(Data excerpts)
>> Start

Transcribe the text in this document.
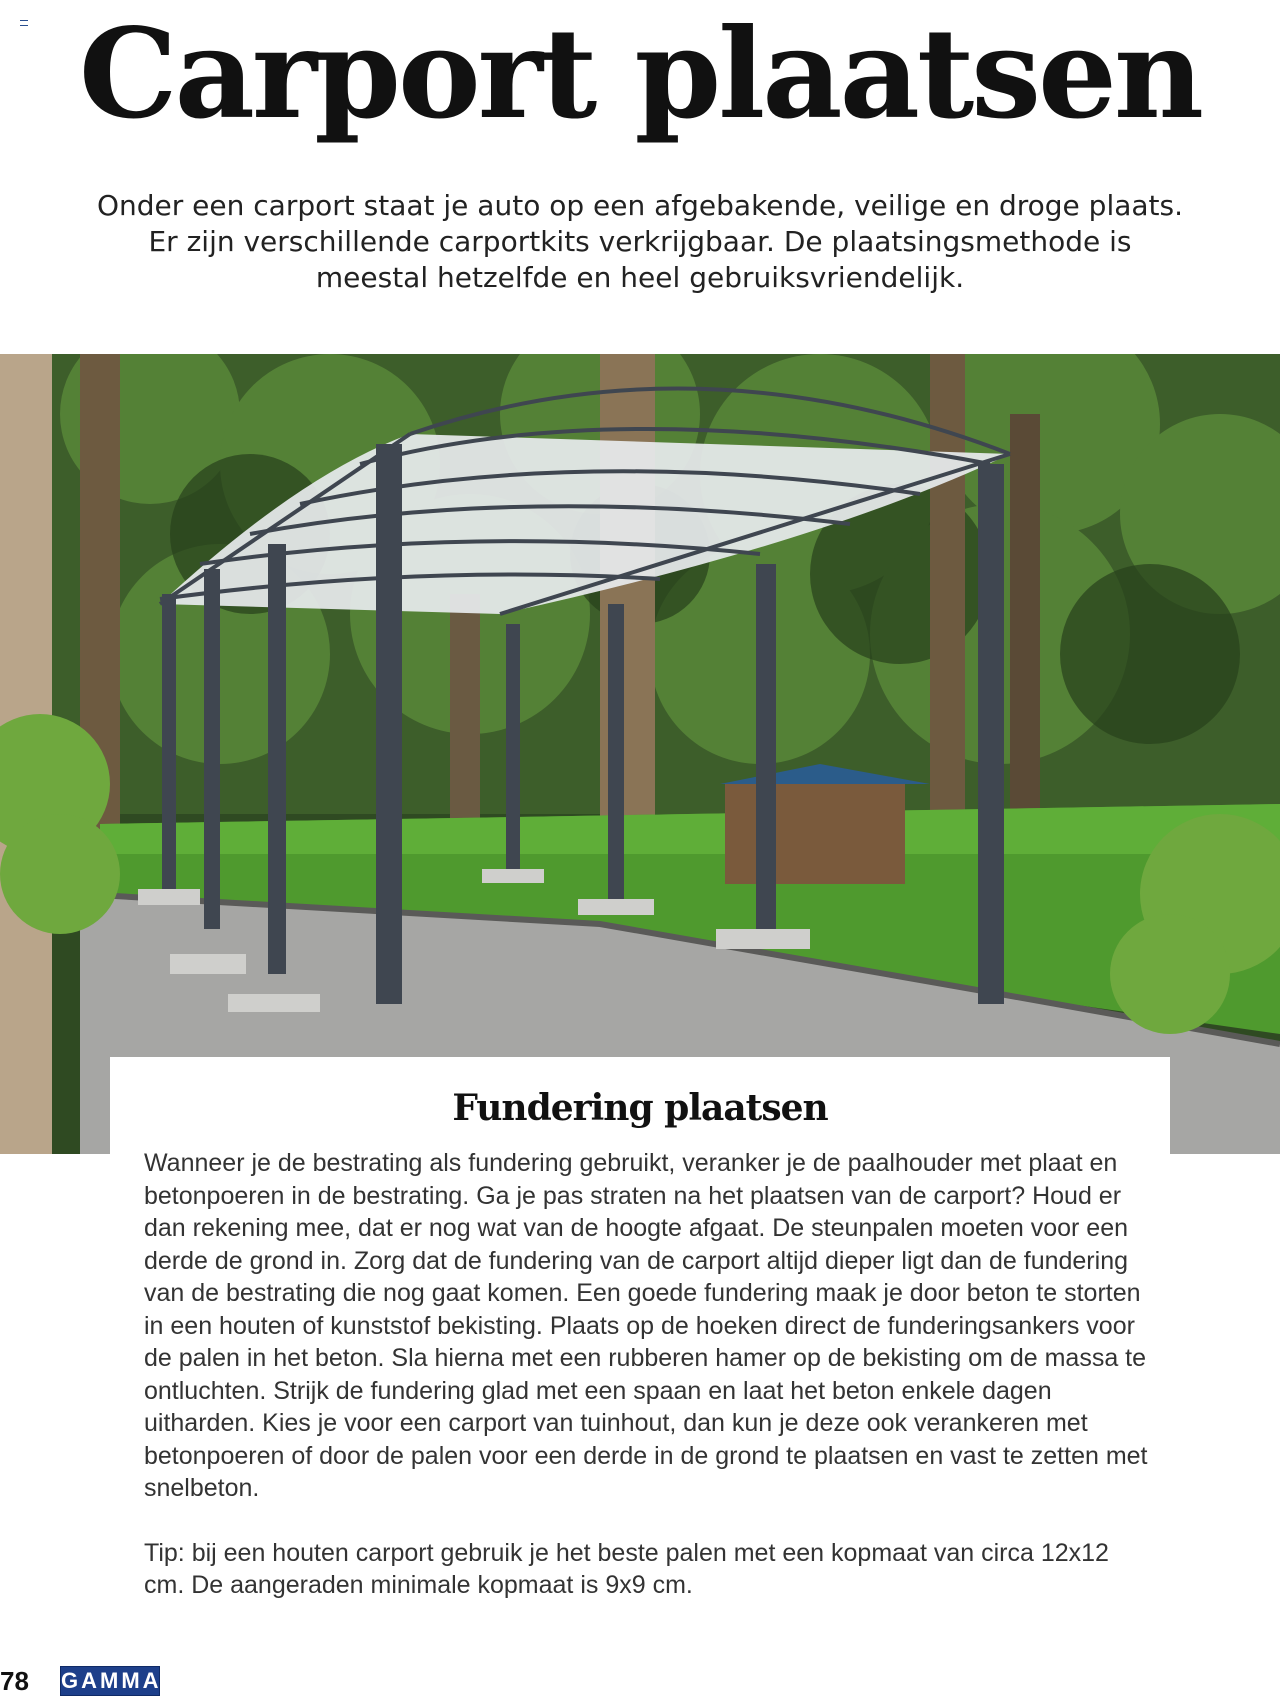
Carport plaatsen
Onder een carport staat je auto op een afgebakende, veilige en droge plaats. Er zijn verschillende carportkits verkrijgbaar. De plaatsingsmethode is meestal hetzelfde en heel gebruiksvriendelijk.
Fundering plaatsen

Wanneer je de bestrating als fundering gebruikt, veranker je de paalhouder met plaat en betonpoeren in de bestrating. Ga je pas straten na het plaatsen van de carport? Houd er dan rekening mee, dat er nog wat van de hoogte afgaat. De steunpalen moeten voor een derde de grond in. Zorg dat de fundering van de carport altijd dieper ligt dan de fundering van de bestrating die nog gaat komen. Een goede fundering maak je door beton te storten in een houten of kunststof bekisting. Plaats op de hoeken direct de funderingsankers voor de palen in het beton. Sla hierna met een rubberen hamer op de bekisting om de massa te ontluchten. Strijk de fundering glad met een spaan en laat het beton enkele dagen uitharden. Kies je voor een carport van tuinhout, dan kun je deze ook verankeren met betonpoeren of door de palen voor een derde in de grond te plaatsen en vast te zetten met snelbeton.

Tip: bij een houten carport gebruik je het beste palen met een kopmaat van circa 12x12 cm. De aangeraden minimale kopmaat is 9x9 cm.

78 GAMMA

>> End

* Prompt: Using the material above, set down every line exactly, but skip the pictures.

* Full response:
Transcribe the text in this document.
Carport plaatsen
Onder een carport staat je auto op een afgebakende, veilige en droge plaats. Er zijn verschillende carportkits verkrijgbaar. De plaatsingsmethode is meestal hetzelfde en heel gebruiksvriendelijk.
Fundering plaatsen

Wanneer je de bestrating als fundering gebruikt, veranker je de paalhouder met plaat en betonpoeren in de bestrating. Ga je pas straten na het plaatsen van de carport? Houd er dan rekening mee, dat er nog wat van de hoogte afgaat. De steunpalen moeten voor een derde de grond in. Zorg dat de fundering van de carport altijd dieper ligt dan de fundering van de bestrating die nog gaat komen. Een goede fundering maak je door beton te storten in een houten of kunststof bekisting. Plaats op de hoeken direct de funderingsankers voor de palen in het beton. Sla hierna met een rubberen hamer op de bekisting om de massa te ontluchten. Strijk de fundering glad met een spaan en laat het beton enkele dagen uitharden. Kies je voor een carport van tuinhout, dan kun je deze ook verankeren met betonpoeren of door de palen voor een derde in de grond te plaatsen en vast te zetten met snelbeton.

Tip: bij een houten carport gebruik je het beste palen met een kopmaat van circa 12x12 cm. De aangeraden minimale kopmaat is 9x9 cm.

78 GAMMA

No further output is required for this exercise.